What you have to do -
Skip the pictures. Repeat everything else in the records word for word.

Material for the task -
====

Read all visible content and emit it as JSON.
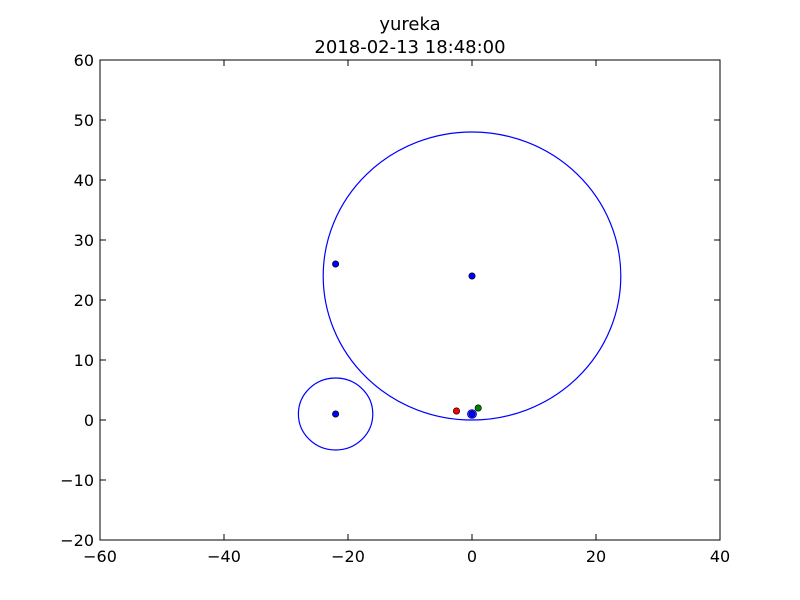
{
  "chart_data": {
    "type": "scatter",
    "title": "yureka",
    "subtitle": "2018-02-13 18:48:00",
    "xlim": [
      -60,
      40
    ],
    "ylim": [
      -20,
      60
    ],
    "x_ticks": [
      -60,
      -40,
      -20,
      0,
      20,
      40
    ],
    "y_ticks": [
      -20,
      -10,
      0,
      10,
      20,
      30,
      40,
      50,
      60
    ],
    "x_tick_labels": [
      "−60",
      "−40",
      "−20",
      "0",
      "20",
      "40"
    ],
    "y_tick_labels": [
      "−20",
      "−10",
      "0",
      "10",
      "20",
      "30",
      "40",
      "50",
      "60"
    ],
    "grid": false,
    "circles": [
      {
        "cx": 0,
        "cy": 24,
        "r": 24,
        "color": "#0000ff"
      },
      {
        "cx": -22,
        "cy": 1,
        "r": 6,
        "color": "#0000ff"
      },
      {
        "cx": 0,
        "cy": 1,
        "r": 0.7,
        "color": "#0000ff"
      }
    ],
    "points": [
      {
        "x": 0,
        "y": 24,
        "color": "#0000ff"
      },
      {
        "x": -22,
        "y": 26,
        "color": "#0000ff"
      },
      {
        "x": -22,
        "y": 1,
        "color": "#0000ff"
      },
      {
        "x": 0,
        "y": 1,
        "color": "#0000ff"
      },
      {
        "x": -2.5,
        "y": 1.5,
        "color": "#ff0000"
      },
      {
        "x": 1,
        "y": 2,
        "color": "#008000"
      }
    ]
  }
}
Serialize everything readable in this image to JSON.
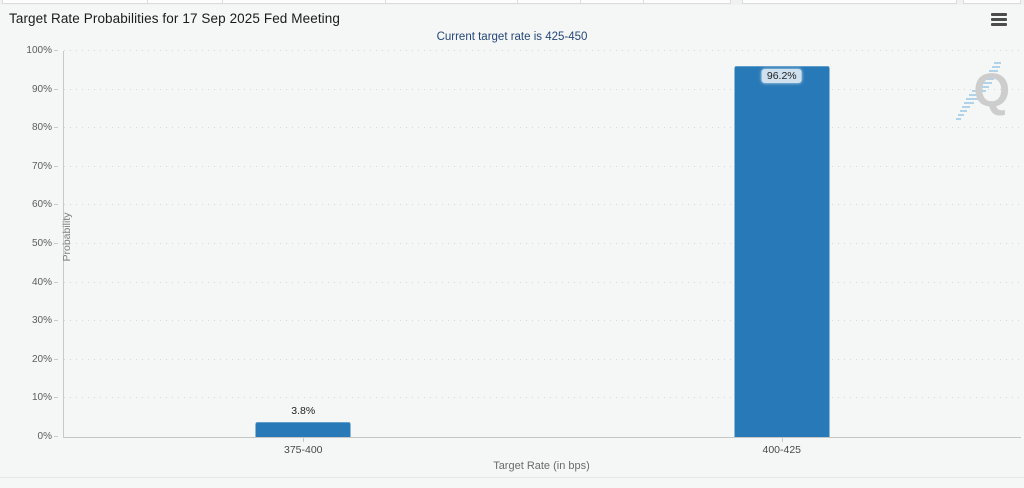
{
  "header": {
    "title": "Target Rate Probabilities for 17 Sep 2025 Fed Meeting"
  },
  "menu": {
    "icon": "hamburger-icon"
  },
  "watermark": {
    "letter": "Q"
  },
  "chart_data": {
    "type": "bar",
    "title": "Target Rate Probabilities for 17 Sep 2025 Fed Meeting",
    "subtitle": "Current target rate is 425-450",
    "categories": [
      "375-400",
      "400-425"
    ],
    "values": [
      3.8,
      96.2
    ],
    "value_labels": [
      "3.8%",
      "96.2%"
    ],
    "label_positions": [
      "above",
      "inside"
    ],
    "xlabel": "Target Rate (in bps)",
    "ylabel": "Probability",
    "ylim": [
      0,
      100
    ],
    "yticks": [
      0,
      10,
      20,
      30,
      40,
      50,
      60,
      70,
      80,
      90,
      100
    ],
    "ytick_labels": [
      "0%",
      "10%",
      "20%",
      "30%",
      "40%",
      "50%",
      "60%",
      "70%",
      "80%",
      "90%",
      "100%"
    ],
    "grid": "horizontal-dotted",
    "legend_position": "none",
    "bar_color": "#2879B7",
    "grid_color": "#d7d7d7",
    "subtitle_color": "#25477b"
  }
}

====

Answer -
Read all visible content and emit it as JSON.
{
  "chart_data": {
    "type": "scatter",
    "title": "yureka",
    "subtitle": "2018-02-13 18:48:00",
    "xlim": [
      -60,
      40
    ],
    "ylim": [
      -20,
      60
    ],
    "x_ticks": [
      -60,
      -40,
      -20,
      0,
      20,
      40
    ],
    "y_ticks": [
      -20,
      -10,
      0,
      10,
      20,
      30,
      40,
      50,
      60
    ],
    "x_tick_labels": [
      "−60",
      "−40",
      "−20",
      "0",
      "20",
      "40"
    ],
    "y_tick_labels": [
      "−20",
      "−10",
      "0",
      "10",
      "20",
      "30",
      "40",
      "50",
      "60"
    ],
    "grid": false,
    "circles": [
      {
        "cx": 0,
        "cy": 24,
        "r": 24,
        "color": "#0000ff"
      },
      {
        "cx": -22,
        "cy": 1,
        "r": 6,
        "color": "#0000ff"
      },
      {
        "cx": 0,
        "cy": 1,
        "r": 0.7,
        "color": "#0000ff"
      }
    ],
    "points": [
      {
        "x": 0,
        "y": 24,
        "color": "#0000ff"
      },
      {
        "x": -22,
        "y": 26,
        "color": "#0000ff"
      },
      {
        "x": -22,
        "y": 1,
        "color": "#0000ff"
      },
      {
        "x": 0,
        "y": 1,
        "color": "#0000ff"
      },
      {
        "x": -2.5,
        "y": 1.5,
        "color": "#ff0000"
      },
      {
        "x": 1,
        "y": 2,
        "color": "#008000"
      }
    ]
  }
}
Serialize everything readable in this image to JSON.
{
  "header": {
    "title": "Target Rate Probabilities for 17 Sep 2025 Fed Meeting"
  },
  "menu": {
    "icon": "hamburger-icon"
  },
  "watermark": {
    "letter": "Q"
  },
  "chart_data": {
    "type": "bar",
    "title": "Target Rate Probabilities for 17 Sep 2025 Fed Meeting",
    "subtitle": "Current target rate is 425-450",
    "categories": [
      "375-400",
      "400-425"
    ],
    "values": [
      3.8,
      96.2
    ],
    "value_labels": [
      "3.8%",
      "96.2%"
    ],
    "label_positions": [
      "above",
      "inside"
    ],
    "xlabel": "Target Rate (in bps)",
    "ylabel": "Probability",
    "ylim": [
      0,
      100
    ],
    "yticks": [
      0,
      10,
      20,
      30,
      40,
      50,
      60,
      70,
      80,
      90,
      100
    ],
    "ytick_labels": [
      "0%",
      "10%",
      "20%",
      "30%",
      "40%",
      "50%",
      "60%",
      "70%",
      "80%",
      "90%",
      "100%"
    ],
    "grid": "horizontal-dotted",
    "legend_position": "none",
    "bar_color": "#2879B7",
    "grid_color": "#d7d7d7",
    "subtitle_color": "#25477b"
  }
}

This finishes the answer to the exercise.